Senquez Golson said he's bothered now by a slight hamstring situation, and everybody knows those can linger. C.J. Johnson is limited right now. Patrick Junen went through conditioning Friday but that was all.

There are a few others. The Rebels need all of them to be ready to play. How realistic is that? Again, time will tell, and preseason practice could also add a few names to the injured list. Usually does.

But that's not to present a gloomy situation. It's far from that inside the IPF. Being healthy is a key to success for all teams, and this one is no exception.

What Freeze wants most now is for the Rebels to be able to build on last season's bowl-winning campaign. And he's goal-setting, in his own words, carefully.

"I'm very careful not to identify a specific expectation this year other than to become more relevant in the SEC West," he said. "And to continue to compete passionately for our university for 60 minutes. Part of that is that I don't really know how these kids are going to perform, particularly the young ones.

"Do I think we have the ability to scare a lot of people? I do. Does that mean we can win all those games, I don't know. I say that because I believe with unrealistic expectations, if they don't come true, frustration sets in. The last thing we need in step two of our journey...we have to continue what we do with great enthusiasm and passion. We will get there."


Hugh Freeze
Bruce Newman

Freeze's message is the same as it was the day he was hired and he proclaimed his goals from the Ford Center stage.

"I have a great sense of pride, being a Mississippian and understanding the Mississippi people, and knowing we've given them a renewed sense of pride in their football team, and they have some joy from watching our team play last year, that brings great satisfaction," he said.

"That's all great. The other side is as opposed to last year with zero expectation, certainly they've increased. So I'm driven to not be defined by what the scoreboard says or what the win-loss record says, or what the recruiting rankings say. They are very important to me. But at the same time, in building a program if you let yourself go down that road where that defines you in a year or a week, I think the coaches and the people around you immediately start feeling a sense of pressure. And to me, that's not what our program's about."

So as year two begins, at least the preseason practice portion of it, the program's direction continues to be set.

"We're just going to stay the course, regardless of what the expectations are," Freeze said. "We want to deliver. We want to win. I think we have very good chemistry around here right now. I think the recruits sense it when they come on campus. It's a family atmosphere.

"As the leader (if I) can maintain that and be very consistent, then great things can and will happen here."

━━━━━━━━━━━━━━━━

What you are asked to do: Condense the paragraph of the Rebels passage above that begins "Senquez Golson said" into a short list that keeps its main facts.

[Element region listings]

━━━━━━━━━━━━━━━━

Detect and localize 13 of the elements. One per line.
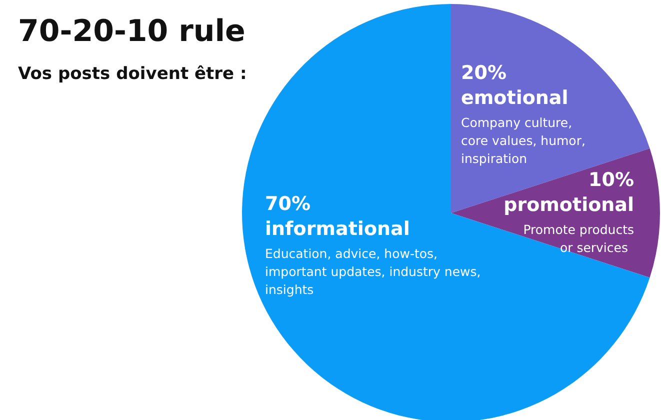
text: Promote products or services: [523, 222, 634, 255]
chart-title: 70-20-10 rule: [18, 14, 246, 49]
slice-label: informational: [265, 218, 410, 240]
slice-label: promotional: [504, 194, 634, 216]
data-label: 70%: [265, 193, 310, 215]
slice-label: emotional: [461, 87, 568, 109]
text: Vos posts doivent être :: [18, 64, 247, 84]
text: Company culture, core values, humor, inspiration: [461, 115, 586, 166]
data-label: 20%: [461, 62, 506, 84]
pie-slice: [242, 4, 650, 420]
pie-slice: [451, 4, 650, 213]
text: Education, advice, how-tos, important updates, industry news, insights: [265, 246, 481, 297]
data-label: 10%: [588, 169, 634, 191]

━━━━━━━━━━━━━━━━

Task response:
- Senquez Golson: bothered by a slight hamstring problem, the kind that can linger.
- C.J. Johnson: limited for now.
- Patrick Junen: did only conditioning work on Friday.